• Problem to work on:
Every entry here needs to be repeated exactly.

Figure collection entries
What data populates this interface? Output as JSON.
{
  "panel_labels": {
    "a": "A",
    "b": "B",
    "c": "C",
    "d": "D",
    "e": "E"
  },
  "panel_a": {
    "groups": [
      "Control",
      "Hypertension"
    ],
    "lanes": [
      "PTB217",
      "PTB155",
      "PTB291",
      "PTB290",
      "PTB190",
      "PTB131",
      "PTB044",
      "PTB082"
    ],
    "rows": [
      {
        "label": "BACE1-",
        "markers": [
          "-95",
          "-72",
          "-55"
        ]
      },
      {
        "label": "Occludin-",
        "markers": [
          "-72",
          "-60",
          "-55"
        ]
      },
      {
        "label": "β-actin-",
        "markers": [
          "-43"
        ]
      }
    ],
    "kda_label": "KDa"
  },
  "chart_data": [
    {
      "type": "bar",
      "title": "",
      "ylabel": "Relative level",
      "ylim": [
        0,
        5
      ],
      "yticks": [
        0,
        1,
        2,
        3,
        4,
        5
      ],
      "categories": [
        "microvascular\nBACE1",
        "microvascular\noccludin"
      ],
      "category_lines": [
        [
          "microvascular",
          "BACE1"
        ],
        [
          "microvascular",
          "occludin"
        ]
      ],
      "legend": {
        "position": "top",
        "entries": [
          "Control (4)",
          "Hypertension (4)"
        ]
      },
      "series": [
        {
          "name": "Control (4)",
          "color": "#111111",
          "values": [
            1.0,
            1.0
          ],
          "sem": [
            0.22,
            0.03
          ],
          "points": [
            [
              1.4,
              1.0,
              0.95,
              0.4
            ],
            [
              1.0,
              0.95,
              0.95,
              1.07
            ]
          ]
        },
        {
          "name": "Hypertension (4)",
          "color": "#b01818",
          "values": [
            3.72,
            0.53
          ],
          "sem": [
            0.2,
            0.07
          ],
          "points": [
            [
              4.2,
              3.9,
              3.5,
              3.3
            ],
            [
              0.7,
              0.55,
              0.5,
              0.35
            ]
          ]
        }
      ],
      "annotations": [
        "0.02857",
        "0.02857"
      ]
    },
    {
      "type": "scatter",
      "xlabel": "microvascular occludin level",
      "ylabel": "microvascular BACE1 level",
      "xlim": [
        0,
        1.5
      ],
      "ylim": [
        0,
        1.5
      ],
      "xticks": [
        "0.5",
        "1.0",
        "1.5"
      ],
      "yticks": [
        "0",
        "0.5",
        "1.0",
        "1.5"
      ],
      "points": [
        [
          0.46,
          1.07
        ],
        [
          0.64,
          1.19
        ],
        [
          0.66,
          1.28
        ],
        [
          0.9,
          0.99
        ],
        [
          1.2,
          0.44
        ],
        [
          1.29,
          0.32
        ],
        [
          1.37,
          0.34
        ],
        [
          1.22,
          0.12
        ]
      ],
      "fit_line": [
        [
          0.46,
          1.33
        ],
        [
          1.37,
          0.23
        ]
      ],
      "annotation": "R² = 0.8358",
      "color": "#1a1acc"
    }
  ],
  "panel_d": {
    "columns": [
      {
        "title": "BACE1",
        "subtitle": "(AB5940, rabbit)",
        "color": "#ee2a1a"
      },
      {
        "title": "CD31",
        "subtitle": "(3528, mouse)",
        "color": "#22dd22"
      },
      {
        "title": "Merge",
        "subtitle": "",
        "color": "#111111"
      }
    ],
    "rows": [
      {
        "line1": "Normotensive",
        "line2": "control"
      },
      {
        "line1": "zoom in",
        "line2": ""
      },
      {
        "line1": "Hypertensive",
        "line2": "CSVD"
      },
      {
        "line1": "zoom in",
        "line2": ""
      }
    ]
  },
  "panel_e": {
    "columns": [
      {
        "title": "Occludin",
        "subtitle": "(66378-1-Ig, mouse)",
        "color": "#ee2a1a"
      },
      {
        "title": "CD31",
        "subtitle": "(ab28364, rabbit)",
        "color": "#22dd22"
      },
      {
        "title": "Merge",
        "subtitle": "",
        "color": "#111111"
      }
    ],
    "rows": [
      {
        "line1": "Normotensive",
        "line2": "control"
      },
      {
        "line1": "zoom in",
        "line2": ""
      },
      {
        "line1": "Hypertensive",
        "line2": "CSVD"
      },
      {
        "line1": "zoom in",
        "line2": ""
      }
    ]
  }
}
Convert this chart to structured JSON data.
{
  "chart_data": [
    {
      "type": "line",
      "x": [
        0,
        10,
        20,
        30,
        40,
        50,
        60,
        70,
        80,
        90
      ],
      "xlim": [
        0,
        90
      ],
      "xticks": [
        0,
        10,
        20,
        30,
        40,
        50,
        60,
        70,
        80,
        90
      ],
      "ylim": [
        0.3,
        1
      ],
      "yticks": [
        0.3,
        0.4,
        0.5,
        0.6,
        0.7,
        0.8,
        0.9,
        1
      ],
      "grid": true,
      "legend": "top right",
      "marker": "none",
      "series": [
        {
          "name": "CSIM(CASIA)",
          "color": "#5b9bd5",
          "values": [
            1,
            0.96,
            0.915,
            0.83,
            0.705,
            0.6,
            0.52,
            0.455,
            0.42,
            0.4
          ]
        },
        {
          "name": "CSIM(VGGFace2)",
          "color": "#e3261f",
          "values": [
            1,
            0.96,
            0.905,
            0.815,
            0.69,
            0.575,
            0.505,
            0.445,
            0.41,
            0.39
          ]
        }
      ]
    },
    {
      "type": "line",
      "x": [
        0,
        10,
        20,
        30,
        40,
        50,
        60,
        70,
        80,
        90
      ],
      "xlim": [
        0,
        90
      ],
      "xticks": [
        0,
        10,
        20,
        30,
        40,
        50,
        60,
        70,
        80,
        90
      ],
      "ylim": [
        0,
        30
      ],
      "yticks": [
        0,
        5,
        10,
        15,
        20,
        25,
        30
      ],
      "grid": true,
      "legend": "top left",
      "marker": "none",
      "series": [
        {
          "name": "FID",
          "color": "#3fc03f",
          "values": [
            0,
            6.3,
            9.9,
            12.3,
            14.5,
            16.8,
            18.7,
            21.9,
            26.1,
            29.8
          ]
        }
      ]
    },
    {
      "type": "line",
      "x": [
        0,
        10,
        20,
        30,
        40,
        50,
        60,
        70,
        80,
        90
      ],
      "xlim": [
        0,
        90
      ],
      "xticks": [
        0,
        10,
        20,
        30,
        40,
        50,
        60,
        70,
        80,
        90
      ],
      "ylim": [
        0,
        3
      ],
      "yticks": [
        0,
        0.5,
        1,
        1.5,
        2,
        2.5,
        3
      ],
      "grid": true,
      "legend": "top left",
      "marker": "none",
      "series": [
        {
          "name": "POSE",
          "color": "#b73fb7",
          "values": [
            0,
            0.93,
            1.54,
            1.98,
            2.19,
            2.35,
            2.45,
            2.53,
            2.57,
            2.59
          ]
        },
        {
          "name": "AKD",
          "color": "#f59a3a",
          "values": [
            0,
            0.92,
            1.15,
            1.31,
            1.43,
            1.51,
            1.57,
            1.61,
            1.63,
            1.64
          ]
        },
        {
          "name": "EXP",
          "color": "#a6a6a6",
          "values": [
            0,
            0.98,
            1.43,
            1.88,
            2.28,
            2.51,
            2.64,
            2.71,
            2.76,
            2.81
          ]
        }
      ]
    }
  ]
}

• Answer in full:
What data populates this interface? Output as JSON.
{
  "panel_labels": {
    "a": "A",
    "b": "B",
    "c": "C",
    "d": "D",
    "e": "E"
  },
  "panel_a": {
    "groups": [
      "Control",
      "Hypertension"
    ],
    "lanes": [
      "PTB217",
      "PTB155",
      "PTB291",
      "PTB290",
      "PTB190",
      "PTB131",
      "PTB044",
      "PTB082"
    ],
    "rows": [
      {
        "label": "BACE1-",
        "markers": [
          "-95",
          "-72",
          "-55"
        ]
      },
      {
        "label": "Occludin-",
        "markers": [
          "-72",
          "-60",
          "-55"
        ]
      },
      {
        "label": "β-actin-",
        "markers": [
          "-43"
        ]
      }
    ],
    "kda_label": "KDa"
  },
  "chart_data": [
    {
      "type": "bar",
      "title": "",
      "ylabel": "Relative level",
      "ylim": [
        0,
        5
      ],
      "yticks": [
        0,
        1,
        2,
        3,
        4,
        5
      ],
      "categories": [
        "microvascular\nBACE1",
        "microvascular\noccludin"
      ],
      "category_lines": [
        [
          "microvascular",
          "BACE1"
        ],
        [
          "microvascular",
          "occludin"
        ]
      ],
      "legend": {
        "position": "top",
        "entries": [
          "Control (4)",
          "Hypertension (4)"
        ]
      },
      "series": [
        {
          "name": "Control (4)",
          "color": "#111111",
          "values": [
            1.0,
            1.0
          ],
          "sem": [
            0.22,
            0.03
          ],
          "points": [
            [
              1.4,
              1.0,
              0.95,
              0.4
            ],
            [
              1.0,
              0.95,
              0.95,
              1.07
            ]
          ]
        },
        {
          "name": "Hypertension (4)",
          "color": "#b01818",
          "values": [
            3.72,
            0.53
          ],
          "sem": [
            0.2,
            0.07
          ],
          "points": [
            [
              4.2,
              3.9,
              3.5,
              3.3
            ],
            [
              0.7,
              0.55,
              0.5,
              0.35
            ]
          ]
        }
      ],
      "annotations": [
        "0.02857",
        "0.02857"
      ]
    },
    {
      "type": "scatter",
      "xlabel": "microvascular occludin level",
      "ylabel": "microvascular BACE1 level",
      "xlim": [
        0,
        1.5
      ],
      "ylim": [
        0,
        1.5
      ],
      "xticks": [
        "0.5",
        "1.0",
        "1.5"
      ],
      "yticks": [
        "0",
        "0.5",
        "1.0",
        "1.5"
      ],
      "points": [
        [
          0.46,
          1.07
        ],
        [
          0.64,
          1.19
        ],
        [
          0.66,
          1.28
        ],
        [
          0.9,
          0.99
        ],
        [
          1.2,
          0.44
        ],
        [
          1.29,
          0.32
        ],
        [
          1.37,
          0.34
        ],
        [
          1.22,
          0.12
        ]
      ],
      "fit_line": [
        [
          0.46,
          1.33
        ],
        [
          1.37,
          0.23
        ]
      ],
      "annotation": "R² = 0.8358",
      "color": "#1a1acc"
    }
  ],
  "panel_d": {
    "columns": [
      {
        "title": "BACE1",
        "subtitle": "(AB5940, rabbit)",
        "color": "#ee2a1a"
      },
      {
        "title": "CD31",
        "subtitle": "(3528, mouse)",
        "color": "#22dd22"
      },
      {
        "title": "Merge",
        "subtitle": "",
        "color": "#111111"
      }
    ],
    "rows": [
      {
        "line1": "Normotensive",
        "line2": "control"
      },
      {
        "line1": "zoom in",
        "line2": ""
      },
      {
        "line1": "Hypertensive",
        "line2": "CSVD"
      },
      {
        "line1": "zoom in",
        "line2": ""
      }
    ]
  },
  "panel_e": {
    "columns": [
      {
        "title": "Occludin",
        "subtitle": "(66378-1-Ig, mouse)",
        "color": "#ee2a1a"
      },
      {
        "title": "CD31",
        "subtitle": "(ab28364, rabbit)",
        "color": "#22dd22"
      },
      {
        "title": "Merge",
        "subtitle": "",
        "color": "#111111"
      }
    ],
    "rows": [
      {
        "line1": "Normotensive",
        "line2": "control"
      },
      {
        "line1": "zoom in",
        "line2": ""
      },
      {
        "line1": "Hypertensive",
        "line2": "CSVD"
      },
      {
        "line1": "zoom in",
        "line2": ""
      }
    ]
  }
}
Convert this chart to structured JSON data.
{
  "chart_data": [
    {
      "type": "line",
      "x": [
        0,
        10,
        20,
        30,
        40,
        50,
        60,
        70,
        80,
        90
      ],
      "xlim": [
        0,
        90
      ],
      "xticks": [
        0,
        10,
        20,
        30,
        40,
        50,
        60,
        70,
        80,
        90
      ],
      "ylim": [
        0.3,
        1
      ],
      "yticks": [
        0.3,
        0.4,
        0.5,
        0.6,
        0.7,
        0.8,
        0.9,
        1
      ],
      "grid": true,
      "legend": "top right",
      "marker": "none",
      "series": [
        {
          "name": "CSIM(CASIA)",
          "color": "#5b9bd5",
          "values": [
            1,
            0.96,
            0.915,
            0.83,
            0.705,
            0.6,
            0.52,
            0.455,
            0.42,
            0.4
          ]
        },
        {
          "name": "CSIM(VGGFace2)",
          "color": "#e3261f",
          "values": [
            1,
            0.96,
            0.905,
            0.815,
            0.69,
            0.575,
            0.505,
            0.445,
            0.41,
            0.39
          ]
        }
      ]
    },
    {
      "type": "line",
      "x": [
        0,
        10,
        20,
        30,
        40,
        50,
        60,
        70,
        80,
        90
      ],
      "xlim": [
        0,
        90
      ],
      "xticks": [
        0,
        10,
        20,
        30,
        40,
        50,
        60,
        70,
        80,
        90
      ],
      "ylim": [
        0,
        30
      ],
      "yticks": [
        0,
        5,
        10,
        15,
        20,
        25,
        30
      ],
      "grid": true,
      "legend": "top left",
      "marker": "none",
      "series": [
        {
          "name": "FID",
          "color": "#3fc03f",
          "values": [
            0,
            6.3,
            9.9,
            12.3,
            14.5,
            16.8,
            18.7,
            21.9,
            26.1,
            29.8
          ]
        }
      ]
    },
    {
      "type": "line",
      "x": [
        0,
        10,
        20,
        30,
        40,
        50,
        60,
        70,
        80,
        90
      ],
      "xlim": [
        0,
        90
      ],
      "xticks": [
        0,
        10,
        20,
        30,
        40,
        50,
        60,
        70,
        80,
        90
      ],
      "ylim": [
        0,
        3
      ],
      "yticks": [
        0,
        0.5,
        1,
        1.5,
        2,
        2.5,
        3
      ],
      "grid": true,
      "legend": "top left",
      "marker": "none",
      "series": [
        {
          "name": "POSE",
          "color": "#b73fb7",
          "values": [
            0,
            0.93,
            1.54,
            1.98,
            2.19,
            2.35,
            2.45,
            2.53,
            2.57,
            2.59
          ]
        },
        {
          "name": "AKD",
          "color": "#f59a3a",
          "values": [
            0,
            0.92,
            1.15,
            1.31,
            1.43,
            1.51,
            1.57,
            1.61,
            1.63,
            1.64
          ]
        },
        {
          "name": "EXP",
          "color": "#a6a6a6",
          "values": [
            0,
            0.98,
            1.43,
            1.88,
            2.28,
            2.51,
            2.64,
            2.71,
            2.76,
            2.81
          ]
        }
      ]
    }
  ]
}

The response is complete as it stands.